WHAT YOU NEED TO DO:
Lay out the rows as a numbered list, skipping blank lines, from the first line of the rows up to and including the line with "y-tick-label: 0.8: [109, 86, 134, 106]".

▽

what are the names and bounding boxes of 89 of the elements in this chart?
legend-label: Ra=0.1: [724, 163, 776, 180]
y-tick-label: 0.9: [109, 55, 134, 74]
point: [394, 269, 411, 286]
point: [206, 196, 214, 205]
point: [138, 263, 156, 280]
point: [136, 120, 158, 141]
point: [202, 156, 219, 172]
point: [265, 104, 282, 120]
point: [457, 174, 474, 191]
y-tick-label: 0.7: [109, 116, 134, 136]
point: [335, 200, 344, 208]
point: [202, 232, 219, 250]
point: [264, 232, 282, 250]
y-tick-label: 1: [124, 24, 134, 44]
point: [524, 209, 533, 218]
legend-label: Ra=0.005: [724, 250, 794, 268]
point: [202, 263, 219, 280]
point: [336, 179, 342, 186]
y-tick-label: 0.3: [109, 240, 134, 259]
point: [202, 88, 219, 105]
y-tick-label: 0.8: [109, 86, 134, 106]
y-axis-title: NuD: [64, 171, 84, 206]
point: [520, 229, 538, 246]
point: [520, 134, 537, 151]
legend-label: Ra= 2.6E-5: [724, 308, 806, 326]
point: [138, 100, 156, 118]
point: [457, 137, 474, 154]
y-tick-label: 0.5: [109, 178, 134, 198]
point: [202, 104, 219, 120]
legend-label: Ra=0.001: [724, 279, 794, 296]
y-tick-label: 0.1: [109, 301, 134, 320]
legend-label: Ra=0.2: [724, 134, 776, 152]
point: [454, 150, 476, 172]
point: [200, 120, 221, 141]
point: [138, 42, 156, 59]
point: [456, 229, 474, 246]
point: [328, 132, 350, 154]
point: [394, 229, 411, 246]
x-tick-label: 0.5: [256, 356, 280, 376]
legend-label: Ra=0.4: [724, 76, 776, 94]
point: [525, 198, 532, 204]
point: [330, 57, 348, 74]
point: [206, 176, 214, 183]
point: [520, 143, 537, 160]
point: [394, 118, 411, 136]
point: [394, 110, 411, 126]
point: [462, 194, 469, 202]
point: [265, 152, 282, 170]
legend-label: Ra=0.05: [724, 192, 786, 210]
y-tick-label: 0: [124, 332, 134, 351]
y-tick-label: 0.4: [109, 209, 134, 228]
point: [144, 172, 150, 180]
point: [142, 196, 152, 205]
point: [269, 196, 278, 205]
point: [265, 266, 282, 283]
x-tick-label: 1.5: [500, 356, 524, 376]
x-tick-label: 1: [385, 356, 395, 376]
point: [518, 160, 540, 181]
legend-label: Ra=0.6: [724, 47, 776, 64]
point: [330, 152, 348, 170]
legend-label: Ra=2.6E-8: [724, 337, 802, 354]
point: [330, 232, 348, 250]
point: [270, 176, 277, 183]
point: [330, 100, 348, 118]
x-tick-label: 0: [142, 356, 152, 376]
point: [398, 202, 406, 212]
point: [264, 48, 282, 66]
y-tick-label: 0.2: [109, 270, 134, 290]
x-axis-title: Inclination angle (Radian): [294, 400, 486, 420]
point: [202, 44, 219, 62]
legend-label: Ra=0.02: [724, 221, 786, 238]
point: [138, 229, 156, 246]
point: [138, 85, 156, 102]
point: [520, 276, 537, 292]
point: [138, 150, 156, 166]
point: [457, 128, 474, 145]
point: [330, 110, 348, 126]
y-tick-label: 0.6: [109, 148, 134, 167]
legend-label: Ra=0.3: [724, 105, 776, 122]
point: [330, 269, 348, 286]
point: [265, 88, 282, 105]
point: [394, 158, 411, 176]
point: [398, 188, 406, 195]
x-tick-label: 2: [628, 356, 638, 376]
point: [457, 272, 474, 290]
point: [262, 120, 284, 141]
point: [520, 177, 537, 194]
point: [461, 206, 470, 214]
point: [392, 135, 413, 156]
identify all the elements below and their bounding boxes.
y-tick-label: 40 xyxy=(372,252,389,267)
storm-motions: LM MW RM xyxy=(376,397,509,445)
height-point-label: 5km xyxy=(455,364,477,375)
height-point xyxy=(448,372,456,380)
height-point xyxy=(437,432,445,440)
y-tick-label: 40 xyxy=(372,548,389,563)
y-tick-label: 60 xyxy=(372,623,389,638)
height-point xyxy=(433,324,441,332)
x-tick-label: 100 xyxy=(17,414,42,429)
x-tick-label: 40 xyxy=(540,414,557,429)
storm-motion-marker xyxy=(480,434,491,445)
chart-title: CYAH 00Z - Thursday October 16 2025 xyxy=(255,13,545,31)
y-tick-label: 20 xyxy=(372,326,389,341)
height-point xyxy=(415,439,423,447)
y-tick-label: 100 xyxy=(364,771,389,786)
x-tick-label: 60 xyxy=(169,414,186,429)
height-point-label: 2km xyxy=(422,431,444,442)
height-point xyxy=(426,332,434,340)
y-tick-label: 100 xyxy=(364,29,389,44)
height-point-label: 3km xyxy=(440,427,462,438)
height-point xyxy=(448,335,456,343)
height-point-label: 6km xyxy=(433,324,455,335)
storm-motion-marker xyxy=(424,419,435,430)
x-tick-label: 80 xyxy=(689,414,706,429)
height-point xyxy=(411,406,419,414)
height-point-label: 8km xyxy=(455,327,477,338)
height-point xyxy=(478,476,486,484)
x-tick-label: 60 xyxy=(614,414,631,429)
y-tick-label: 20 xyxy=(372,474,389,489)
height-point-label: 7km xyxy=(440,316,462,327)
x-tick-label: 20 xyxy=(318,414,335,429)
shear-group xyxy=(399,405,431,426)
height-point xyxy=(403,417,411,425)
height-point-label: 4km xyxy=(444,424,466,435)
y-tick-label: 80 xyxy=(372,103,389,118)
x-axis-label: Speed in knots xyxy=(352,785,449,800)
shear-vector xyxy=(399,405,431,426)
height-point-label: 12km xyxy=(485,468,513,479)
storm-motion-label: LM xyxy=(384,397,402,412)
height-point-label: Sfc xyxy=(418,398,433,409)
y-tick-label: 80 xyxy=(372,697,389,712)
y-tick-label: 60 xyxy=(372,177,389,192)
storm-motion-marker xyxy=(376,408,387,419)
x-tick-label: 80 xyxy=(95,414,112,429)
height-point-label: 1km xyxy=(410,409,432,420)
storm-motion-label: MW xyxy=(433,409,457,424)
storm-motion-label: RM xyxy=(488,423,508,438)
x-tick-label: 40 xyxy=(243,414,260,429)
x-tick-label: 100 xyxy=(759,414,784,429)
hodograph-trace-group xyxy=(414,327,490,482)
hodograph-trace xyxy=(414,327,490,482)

△

FULL OUTPUT:
1. what are the names and bounding boxes of 89 of the elements in this chart?
2. legend-label: Ra=0.1: [724, 163, 776, 180]
3. y-tick-label: 0.9: [109, 55, 134, 74]
4. point: [394, 269, 411, 286]
5. point: [206, 196, 214, 205]
6. point: [138, 263, 156, 280]
7. point: [136, 120, 158, 141]
8. point: [202, 156, 219, 172]
9. point: [265, 104, 282, 120]
10. point: [457, 174, 474, 191]
11. y-tick-label: 0.7: [109, 116, 134, 136]
12. point: [335, 200, 344, 208]
13. point: [202, 232, 219, 250]
14. point: [264, 232, 282, 250]
15. y-tick-label: 1: [124, 24, 134, 44]
16. point: [524, 209, 533, 218]
17. legend-label: Ra=0.005: [724, 250, 794, 268]
18. point: [202, 263, 219, 280]
19. point: [336, 179, 342, 186]
20. y-tick-label: 0.3: [109, 240, 134, 259]
21. point: [202, 88, 219, 105]
22. y-tick-label: 0.8: [109, 86, 134, 106]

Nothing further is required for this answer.